▶ **DIRECTIONS**
Repeat, word for word, every line of the items from the line that contains "Detect and localize" through the line that contains "optimum-point bbox=[208, 236, 212, 240]", including both of those lines.

(Spatial layout data)
──────
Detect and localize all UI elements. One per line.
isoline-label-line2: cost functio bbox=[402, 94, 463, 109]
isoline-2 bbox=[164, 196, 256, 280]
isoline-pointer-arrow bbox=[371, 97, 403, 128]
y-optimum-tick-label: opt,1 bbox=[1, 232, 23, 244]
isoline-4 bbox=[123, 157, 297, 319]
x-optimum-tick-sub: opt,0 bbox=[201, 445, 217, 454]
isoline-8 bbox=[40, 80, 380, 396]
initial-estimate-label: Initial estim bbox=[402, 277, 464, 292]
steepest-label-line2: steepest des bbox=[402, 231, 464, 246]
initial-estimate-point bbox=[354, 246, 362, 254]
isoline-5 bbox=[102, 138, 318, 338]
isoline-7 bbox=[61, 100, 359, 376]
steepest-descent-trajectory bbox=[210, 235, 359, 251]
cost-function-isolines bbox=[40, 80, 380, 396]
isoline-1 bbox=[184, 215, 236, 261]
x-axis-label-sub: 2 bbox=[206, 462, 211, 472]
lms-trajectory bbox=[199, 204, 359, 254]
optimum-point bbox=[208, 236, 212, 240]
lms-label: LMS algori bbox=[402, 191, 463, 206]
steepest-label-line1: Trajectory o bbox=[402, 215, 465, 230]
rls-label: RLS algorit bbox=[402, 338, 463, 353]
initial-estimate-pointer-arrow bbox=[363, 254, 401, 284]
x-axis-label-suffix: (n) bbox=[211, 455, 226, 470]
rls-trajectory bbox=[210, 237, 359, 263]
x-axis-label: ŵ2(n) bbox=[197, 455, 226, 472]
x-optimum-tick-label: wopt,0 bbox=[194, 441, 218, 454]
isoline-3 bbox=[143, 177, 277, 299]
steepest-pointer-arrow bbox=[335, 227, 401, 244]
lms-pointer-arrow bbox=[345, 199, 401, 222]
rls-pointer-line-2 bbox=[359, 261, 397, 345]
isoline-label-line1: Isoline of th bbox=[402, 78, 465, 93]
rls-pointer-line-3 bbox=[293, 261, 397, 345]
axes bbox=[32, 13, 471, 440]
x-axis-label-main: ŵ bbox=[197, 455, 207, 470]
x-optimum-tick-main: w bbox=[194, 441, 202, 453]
──────
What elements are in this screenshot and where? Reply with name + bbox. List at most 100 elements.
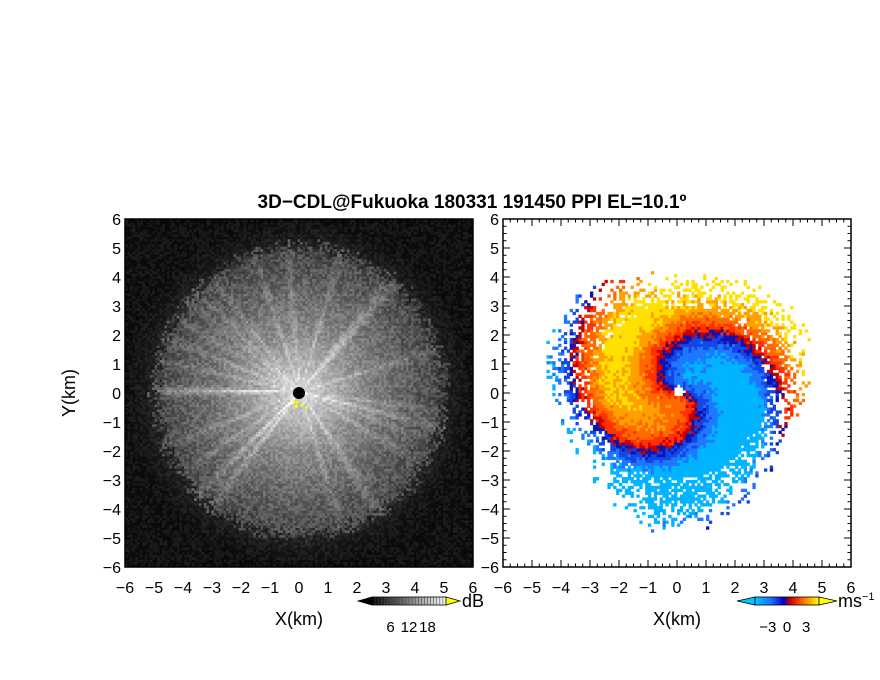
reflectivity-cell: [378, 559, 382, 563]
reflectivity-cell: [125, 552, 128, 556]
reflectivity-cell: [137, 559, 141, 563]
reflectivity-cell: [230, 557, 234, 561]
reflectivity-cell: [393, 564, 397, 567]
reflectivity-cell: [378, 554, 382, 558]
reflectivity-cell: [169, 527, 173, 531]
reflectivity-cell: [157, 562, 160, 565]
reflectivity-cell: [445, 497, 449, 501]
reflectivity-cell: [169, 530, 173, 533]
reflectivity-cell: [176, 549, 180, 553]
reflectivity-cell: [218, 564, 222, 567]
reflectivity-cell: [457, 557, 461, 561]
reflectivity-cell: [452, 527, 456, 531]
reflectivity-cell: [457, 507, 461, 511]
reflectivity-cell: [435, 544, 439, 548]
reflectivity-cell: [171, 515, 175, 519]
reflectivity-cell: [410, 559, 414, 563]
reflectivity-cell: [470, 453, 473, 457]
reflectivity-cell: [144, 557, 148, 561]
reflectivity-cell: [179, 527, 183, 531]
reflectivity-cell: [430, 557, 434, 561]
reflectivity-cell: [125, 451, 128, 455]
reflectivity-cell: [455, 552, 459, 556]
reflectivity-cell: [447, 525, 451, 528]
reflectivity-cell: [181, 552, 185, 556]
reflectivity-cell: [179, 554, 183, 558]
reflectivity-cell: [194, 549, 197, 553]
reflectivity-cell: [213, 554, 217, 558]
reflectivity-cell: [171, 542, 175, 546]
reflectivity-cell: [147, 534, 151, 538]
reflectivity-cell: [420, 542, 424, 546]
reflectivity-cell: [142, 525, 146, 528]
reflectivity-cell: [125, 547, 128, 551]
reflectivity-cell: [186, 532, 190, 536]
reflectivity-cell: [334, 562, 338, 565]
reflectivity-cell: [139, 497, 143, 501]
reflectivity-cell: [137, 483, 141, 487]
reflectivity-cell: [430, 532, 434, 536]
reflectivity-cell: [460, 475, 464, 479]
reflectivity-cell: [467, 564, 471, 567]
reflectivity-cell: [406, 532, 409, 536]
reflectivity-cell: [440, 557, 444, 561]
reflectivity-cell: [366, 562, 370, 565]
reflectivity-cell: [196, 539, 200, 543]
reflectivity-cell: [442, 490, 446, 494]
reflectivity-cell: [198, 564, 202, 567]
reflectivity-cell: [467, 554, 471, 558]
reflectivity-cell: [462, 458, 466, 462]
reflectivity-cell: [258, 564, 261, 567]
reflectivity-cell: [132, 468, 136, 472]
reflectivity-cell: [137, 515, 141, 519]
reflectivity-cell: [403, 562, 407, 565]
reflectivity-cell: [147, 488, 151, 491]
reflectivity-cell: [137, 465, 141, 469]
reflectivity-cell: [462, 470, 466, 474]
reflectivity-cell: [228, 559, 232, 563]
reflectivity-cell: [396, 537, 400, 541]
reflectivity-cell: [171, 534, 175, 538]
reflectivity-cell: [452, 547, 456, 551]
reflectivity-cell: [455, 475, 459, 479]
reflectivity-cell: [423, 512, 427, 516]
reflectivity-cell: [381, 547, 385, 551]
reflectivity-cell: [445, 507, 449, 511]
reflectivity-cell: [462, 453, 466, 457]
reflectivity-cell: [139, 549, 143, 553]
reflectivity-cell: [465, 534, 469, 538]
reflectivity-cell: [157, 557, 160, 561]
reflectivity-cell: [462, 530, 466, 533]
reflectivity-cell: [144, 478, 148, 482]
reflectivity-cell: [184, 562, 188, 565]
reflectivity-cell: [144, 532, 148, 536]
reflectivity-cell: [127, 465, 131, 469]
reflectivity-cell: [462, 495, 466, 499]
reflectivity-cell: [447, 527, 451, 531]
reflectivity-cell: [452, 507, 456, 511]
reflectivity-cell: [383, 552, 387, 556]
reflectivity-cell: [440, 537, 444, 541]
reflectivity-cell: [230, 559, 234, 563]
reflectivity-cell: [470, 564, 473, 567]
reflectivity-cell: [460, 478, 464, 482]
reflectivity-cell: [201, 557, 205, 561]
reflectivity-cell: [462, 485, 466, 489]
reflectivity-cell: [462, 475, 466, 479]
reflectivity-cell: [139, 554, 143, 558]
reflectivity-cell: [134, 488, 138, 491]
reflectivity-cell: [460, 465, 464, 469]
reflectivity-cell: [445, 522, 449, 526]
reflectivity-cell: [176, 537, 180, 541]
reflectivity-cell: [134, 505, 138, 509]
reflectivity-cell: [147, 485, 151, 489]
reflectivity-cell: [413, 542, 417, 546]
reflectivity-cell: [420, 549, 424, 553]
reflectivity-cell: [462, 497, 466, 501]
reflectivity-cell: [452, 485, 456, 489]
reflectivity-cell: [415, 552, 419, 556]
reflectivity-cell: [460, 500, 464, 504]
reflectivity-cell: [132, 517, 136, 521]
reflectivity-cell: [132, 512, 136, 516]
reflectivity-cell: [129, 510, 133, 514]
──────
▶ **SOLUTION BELOW**
Detect and localize all UI elements. One per line.
isoline-label-line2: cost functio bbox=[402, 94, 463, 109]
isoline-2 bbox=[164, 196, 256, 280]
isoline-pointer-arrow bbox=[371, 97, 403, 128]
y-optimum-tick-label: opt,1 bbox=[1, 232, 23, 244]
isoline-4 bbox=[123, 157, 297, 319]
x-optimum-tick-sub: opt,0 bbox=[201, 445, 217, 454]
isoline-8 bbox=[40, 80, 380, 396]
initial-estimate-label: Initial estim bbox=[402, 277, 464, 292]
steepest-label-line2: steepest des bbox=[402, 231, 464, 246]
initial-estimate-point bbox=[354, 246, 362, 254]
isoline-5 bbox=[102, 138, 318, 338]
isoline-7 bbox=[61, 100, 359, 376]
steepest-descent-trajectory bbox=[210, 235, 359, 251]
cost-function-isolines bbox=[40, 80, 380, 396]
isoline-1 bbox=[184, 215, 236, 261]
x-axis-label-sub: 2 bbox=[206, 462, 211, 472]
lms-trajectory bbox=[199, 204, 359, 254]
optimum-point bbox=[208, 236, 212, 240]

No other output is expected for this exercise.